--- START RECORDS PROVIDED ---
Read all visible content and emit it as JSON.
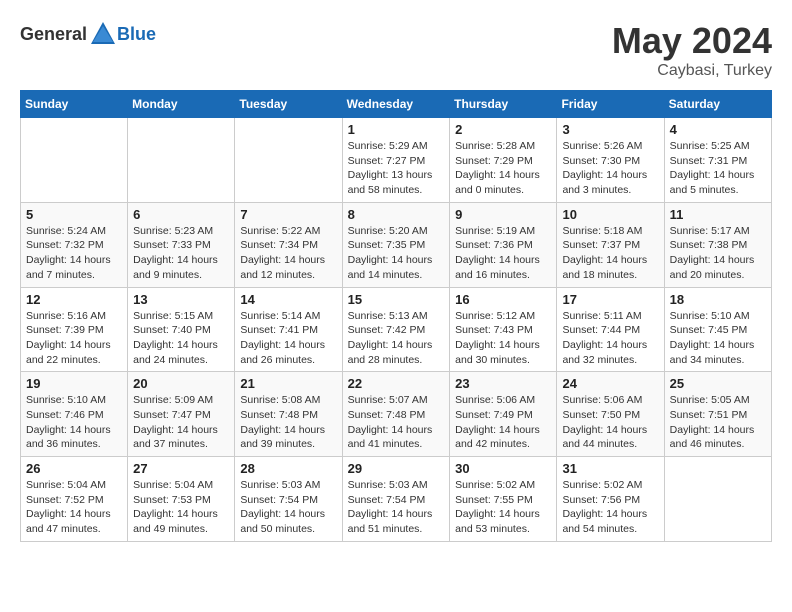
{
  "header": {
    "logo_general": "General",
    "logo_blue": "Blue",
    "month": "May 2024",
    "location": "Caybasi, Turkey"
  },
  "weekdays": [
    "Sunday",
    "Monday",
    "Tuesday",
    "Wednesday",
    "Thursday",
    "Friday",
    "Saturday"
  ],
  "weeks": [
    [
      {
        "day": "",
        "info": ""
      },
      {
        "day": "",
        "info": ""
      },
      {
        "day": "",
        "info": ""
      },
      {
        "day": "1",
        "info": "Sunrise: 5:29 AM\nSunset: 7:27 PM\nDaylight: 13 hours\nand 58 minutes."
      },
      {
        "day": "2",
        "info": "Sunrise: 5:28 AM\nSunset: 7:29 PM\nDaylight: 14 hours\nand 0 minutes."
      },
      {
        "day": "3",
        "info": "Sunrise: 5:26 AM\nSunset: 7:30 PM\nDaylight: 14 hours\nand 3 minutes."
      },
      {
        "day": "4",
        "info": "Sunrise: 5:25 AM\nSunset: 7:31 PM\nDaylight: 14 hours\nand 5 minutes."
      }
    ],
    [
      {
        "day": "5",
        "info": "Sunrise: 5:24 AM\nSunset: 7:32 PM\nDaylight: 14 hours\nand 7 minutes."
      },
      {
        "day": "6",
        "info": "Sunrise: 5:23 AM\nSunset: 7:33 PM\nDaylight: 14 hours\nand 9 minutes."
      },
      {
        "day": "7",
        "info": "Sunrise: 5:22 AM\nSunset: 7:34 PM\nDaylight: 14 hours\nand 12 minutes."
      },
      {
        "day": "8",
        "info": "Sunrise: 5:20 AM\nSunset: 7:35 PM\nDaylight: 14 hours\nand 14 minutes."
      },
      {
        "day": "9",
        "info": "Sunrise: 5:19 AM\nSunset: 7:36 PM\nDaylight: 14 hours\nand 16 minutes."
      },
      {
        "day": "10",
        "info": "Sunrise: 5:18 AM\nSunset: 7:37 PM\nDaylight: 14 hours\nand 18 minutes."
      },
      {
        "day": "11",
        "info": "Sunrise: 5:17 AM\nSunset: 7:38 PM\nDaylight: 14 hours\nand 20 minutes."
      }
    ],
    [
      {
        "day": "12",
        "info": "Sunrise: 5:16 AM\nSunset: 7:39 PM\nDaylight: 14 hours\nand 22 minutes."
      },
      {
        "day": "13",
        "info": "Sunrise: 5:15 AM\nSunset: 7:40 PM\nDaylight: 14 hours\nand 24 minutes."
      },
      {
        "day": "14",
        "info": "Sunrise: 5:14 AM\nSunset: 7:41 PM\nDaylight: 14 hours\nand 26 minutes."
      },
      {
        "day": "15",
        "info": "Sunrise: 5:13 AM\nSunset: 7:42 PM\nDaylight: 14 hours\nand 28 minutes."
      },
      {
        "day": "16",
        "info": "Sunrise: 5:12 AM\nSunset: 7:43 PM\nDaylight: 14 hours\nand 30 minutes."
      },
      {
        "day": "17",
        "info": "Sunrise: 5:11 AM\nSunset: 7:44 PM\nDaylight: 14 hours\nand 32 minutes."
      },
      {
        "day": "18",
        "info": "Sunrise: 5:10 AM\nSunset: 7:45 PM\nDaylight: 14 hours\nand 34 minutes."
      }
    ],
    [
      {
        "day": "19",
        "info": "Sunrise: 5:10 AM\nSunset: 7:46 PM\nDaylight: 14 hours\nand 36 minutes."
      },
      {
        "day": "20",
        "info": "Sunrise: 5:09 AM\nSunset: 7:47 PM\nDaylight: 14 hours\nand 37 minutes."
      },
      {
        "day": "21",
        "info": "Sunrise: 5:08 AM\nSunset: 7:48 PM\nDaylight: 14 hours\nand 39 minutes."
      },
      {
        "day": "22",
        "info": "Sunrise: 5:07 AM\nSunset: 7:48 PM\nDaylight: 14 hours\nand 41 minutes."
      },
      {
        "day": "23",
        "info": "Sunrise: 5:06 AM\nSunset: 7:49 PM\nDaylight: 14 hours\nand 42 minutes."
      },
      {
        "day": "24",
        "info": "Sunrise: 5:06 AM\nSunset: 7:50 PM\nDaylight: 14 hours\nand 44 minutes."
      },
      {
        "day": "25",
        "info": "Sunrise: 5:05 AM\nSunset: 7:51 PM\nDaylight: 14 hours\nand 46 minutes."
      }
    ],
    [
      {
        "day": "26",
        "info": "Sunrise: 5:04 AM\nSunset: 7:52 PM\nDaylight: 14 hours\nand 47 minutes."
      },
      {
        "day": "27",
        "info": "Sunrise: 5:04 AM\nSunset: 7:53 PM\nDaylight: 14 hours\nand 49 minutes."
      },
      {
        "day": "28",
        "info": "Sunrise: 5:03 AM\nSunset: 7:54 PM\nDaylight: 14 hours\nand 50 minutes."
      },
      {
        "day": "29",
        "info": "Sunrise: 5:03 AM\nSunset: 7:54 PM\nDaylight: 14 hours\nand 51 minutes."
      },
      {
        "day": "30",
        "info": "Sunrise: 5:02 AM\nSunset: 7:55 PM\nDaylight: 14 hours\nand 53 minutes."
      },
      {
        "day": "31",
        "info": "Sunrise: 5:02 AM\nSunset: 7:56 PM\nDaylight: 14 hours\nand 54 minutes."
      },
      {
        "day": "",
        "info": ""
      }
    ]
  ]
}
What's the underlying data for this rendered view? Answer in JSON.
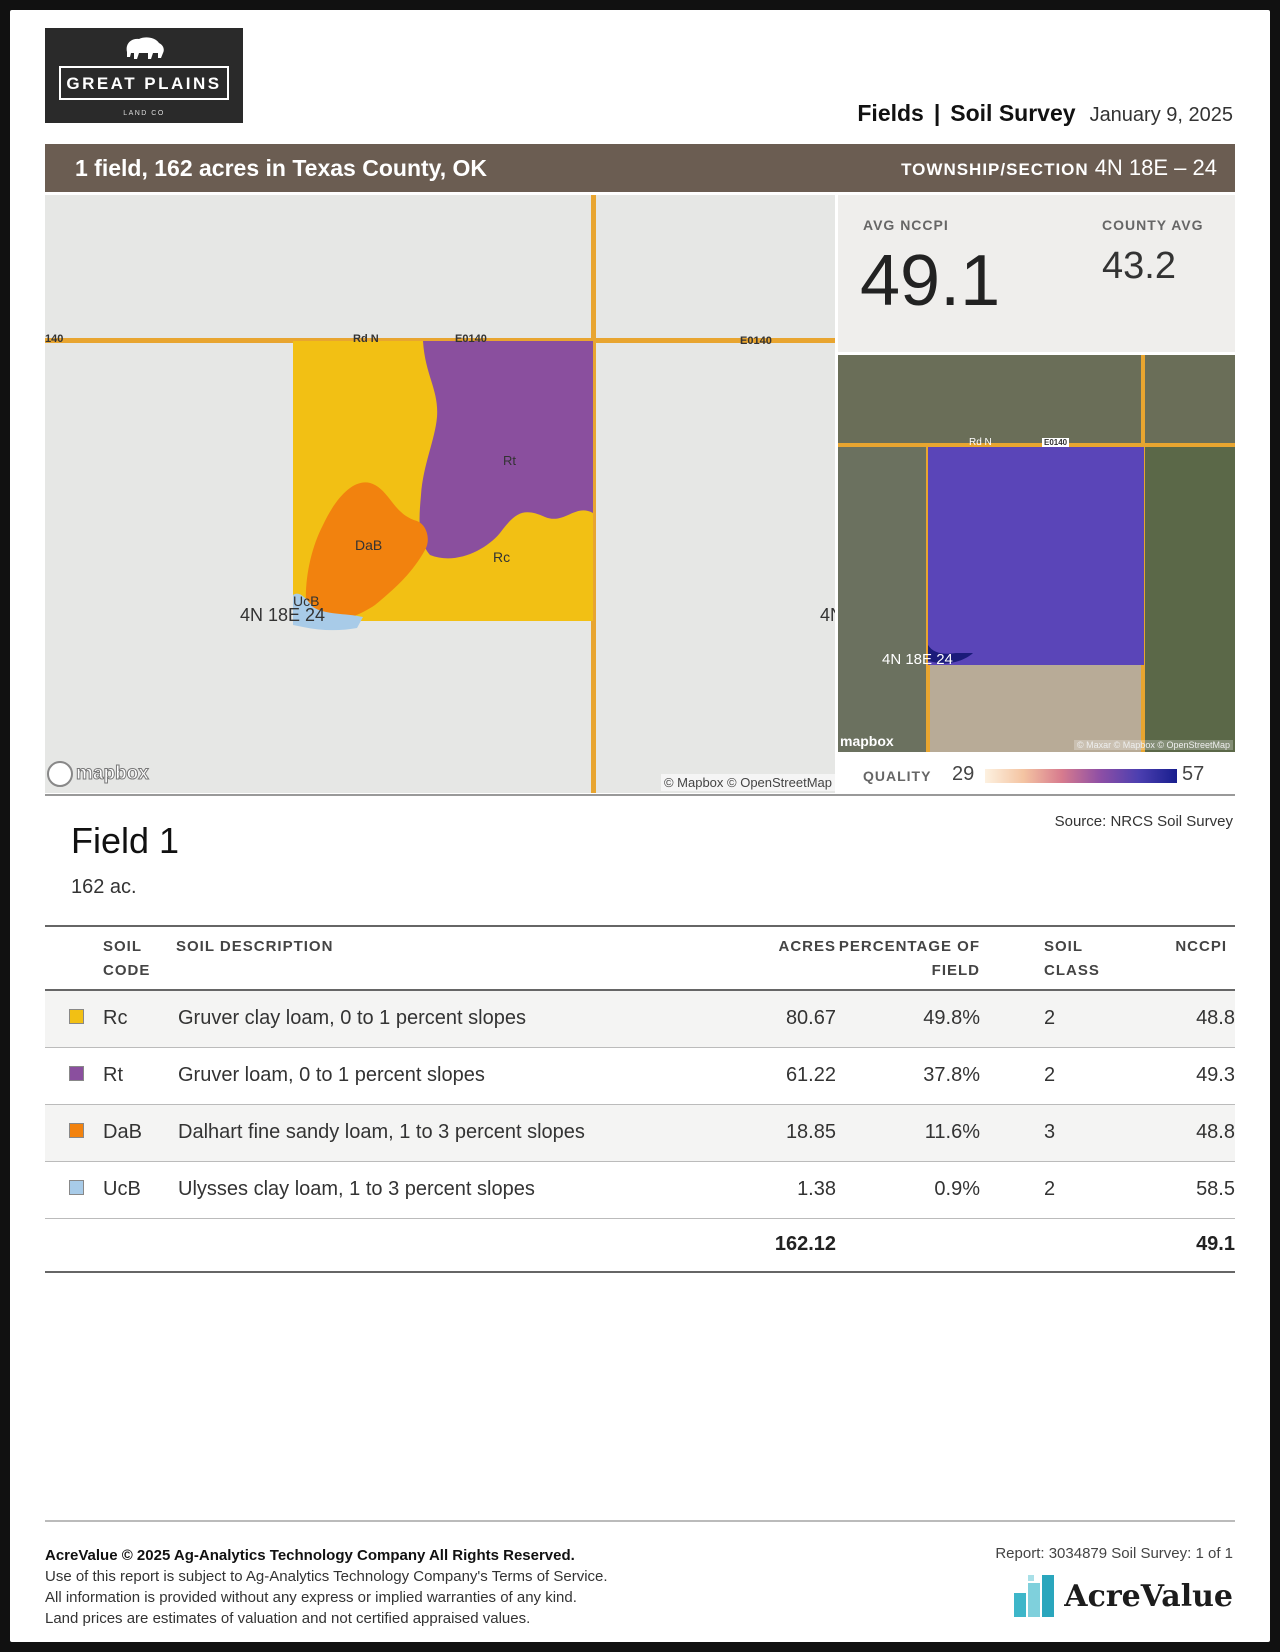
{
  "header": {
    "logo_brand": "GREAT PLAINS",
    "logo_sub": "LAND CO",
    "title_part1": "Fields",
    "title_sep": "|",
    "title_part2": "Soil Survey",
    "date": "January 9, 2025"
  },
  "band": {
    "summary": "1 field, 162 acres in Texas County, OK",
    "township_label": "TOWNSHIP/SECTION",
    "township_value": "4N 18E – 24"
  },
  "map_left": {
    "road_labels": [
      "140",
      "Rd N",
      "E0140",
      "E0140",
      "4N",
      "4N 18E 24"
    ],
    "soil_labels": [
      "Rt",
      "DaB",
      "Rc",
      "UcB"
    ],
    "attribution": "© Mapbox © OpenStreetMap",
    "mapbox": "mapbox"
  },
  "stats": {
    "avg_label": "AVG NCCPI",
    "avg_value": "49.1",
    "county_label": "COUNTY AVG",
    "county_value": "43.2"
  },
  "map_right": {
    "road_labels": [
      "Rd N",
      "E0140",
      "4N 18E 24"
    ],
    "mapbox": "mapbox",
    "attribution": "© Maxar © Mapbox © OpenStreetMap"
  },
  "quality": {
    "label": "QUALITY",
    "min": "29",
    "max": "57",
    "gradient_colors": [
      "#fdf1e0",
      "#f4c4a2",
      "#d77b8e",
      "#8e4fa5",
      "#4c3fb0",
      "#181e8e"
    ]
  },
  "source": "Source: NRCS Soil Survey",
  "field": {
    "title": "Field 1",
    "acres": "162 ac."
  },
  "table": {
    "headers": {
      "soil_code_1": "SOIL",
      "soil_code_2": "CODE",
      "description": "SOIL DESCRIPTION",
      "acres": "ACRES",
      "pct_1": "PERCENTAGE OF",
      "pct_2": "FIELD",
      "class_1": "SOIL",
      "class_2": "CLASS",
      "nccpi": "NCCPI"
    },
    "rows": [
      {
        "color": "#f2c014",
        "code": "Rc",
        "description": "Gruver clay loam, 0 to 1 percent slopes",
        "acres": "80.67",
        "pct": "49.8%",
        "class": "2",
        "nccpi": "48.8"
      },
      {
        "color": "#8a4f9e",
        "code": "Rt",
        "description": "Gruver loam, 0 to 1 percent slopes",
        "acres": "61.22",
        "pct": "37.8%",
        "class": "2",
        "nccpi": "49.3"
      },
      {
        "color": "#f2820e",
        "code": "DaB",
        "description": "Dalhart fine sandy loam, 1 to 3 percent slopes",
        "acres": "18.85",
        "pct": "11.6%",
        "class": "3",
        "nccpi": "48.8"
      },
      {
        "color": "#a8cbe8",
        "code": "UcB",
        "description": "Ulysses clay loam, 1 to 3 percent slopes",
        "acres": "1.38",
        "pct": "0.9%",
        "class": "2",
        "nccpi": "58.5"
      }
    ],
    "total_acres": "162.12",
    "total_nccpi": "49.1"
  },
  "footer": {
    "line1": "AcreValue © 2025 Ag-Analytics Technology Company All Rights Reserved.",
    "line2": "Use of this report is subject to Ag-Analytics Technology Company's Terms of Service.",
    "line3": "All information is provided without any express or implied warranties of any kind.",
    "line4": "Land prices are estimates of valuation and not certified appraised values.",
    "report": "Report: 3034879 Soil Survey: 1 of 1",
    "brand": "AcreValue"
  }
}
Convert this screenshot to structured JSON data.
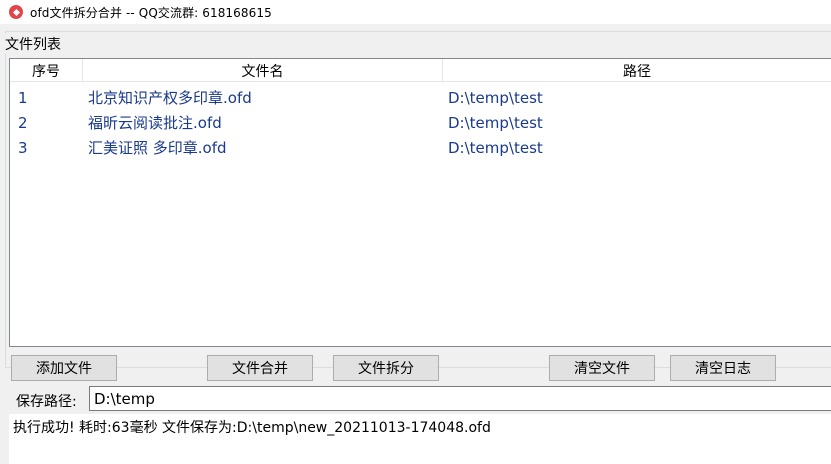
{
  "window": {
    "title": "ofd文件拆分合并 -- QQ交流群: 618168615",
    "icon": "ofd-app-icon"
  },
  "file_list": {
    "group_label": "文件列表",
    "columns": [
      "序号",
      "文件名",
      "路径"
    ],
    "rows": [
      {
        "index": "1",
        "name": "北京知识产权多印章.ofd",
        "path": "D:\\temp\\test"
      },
      {
        "index": "2",
        "name": "福昕云阅读批注.ofd",
        "path": "D:\\temp\\test"
      },
      {
        "index": "3",
        "name": "汇美证照 多印章.ofd",
        "path": "D:\\temp\\test"
      }
    ]
  },
  "toolbar": {
    "add_label": "添加文件",
    "merge_label": "文件合并",
    "split_label": "文件拆分",
    "clear_files_label": "清空文件",
    "clear_log_label": "清空日志"
  },
  "save": {
    "label": "保存路径:",
    "value": "D:\\temp"
  },
  "log": {
    "text": "执行成功! 耗时:63毫秒 文件保存为:D:\\temp\\new_20211013-174048.ofd"
  },
  "colors": {
    "accent": "#e0464a",
    "row_text": "#1a3a8c",
    "window_bg": "#f0f0f0"
  }
}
--- END RECORDS PROVIDED ---
▶ [EXERCISE BRIEF]: Everything from the line that contains "Convert this screenshot" to the final line of the data is to be duplicated exactly, both ends included, except the pictures.

▶ [ANSWER IN FULL]:
Convert this screenshot to structured JSON data.
{
  "window": {
    "title": "ofd文件拆分合并 -- QQ交流群: 618168615",
    "icon": "ofd-app-icon"
  },
  "file_list": {
    "group_label": "文件列表",
    "columns": [
      "序号",
      "文件名",
      "路径"
    ],
    "rows": [
      {
        "index": "1",
        "name": "北京知识产权多印章.ofd",
        "path": "D:\\temp\\test"
      },
      {
        "index": "2",
        "name": "福昕云阅读批注.ofd",
        "path": "D:\\temp\\test"
      },
      {
        "index": "3",
        "name": "汇美证照 多印章.ofd",
        "path": "D:\\temp\\test"
      }
    ]
  },
  "toolbar": {
    "add_label": "添加文件",
    "merge_label": "文件合并",
    "split_label": "文件拆分",
    "clear_files_label": "清空文件",
    "clear_log_label": "清空日志"
  },
  "save": {
    "label": "保存路径:",
    "value": "D:\\temp"
  },
  "log": {
    "text": "执行成功! 耗时:63毫秒 文件保存为:D:\\temp\\new_20211013-174048.ofd"
  },
  "colors": {
    "accent": "#e0464a",
    "row_text": "#1a3a8c",
    "window_bg": "#f0f0f0"
  }
}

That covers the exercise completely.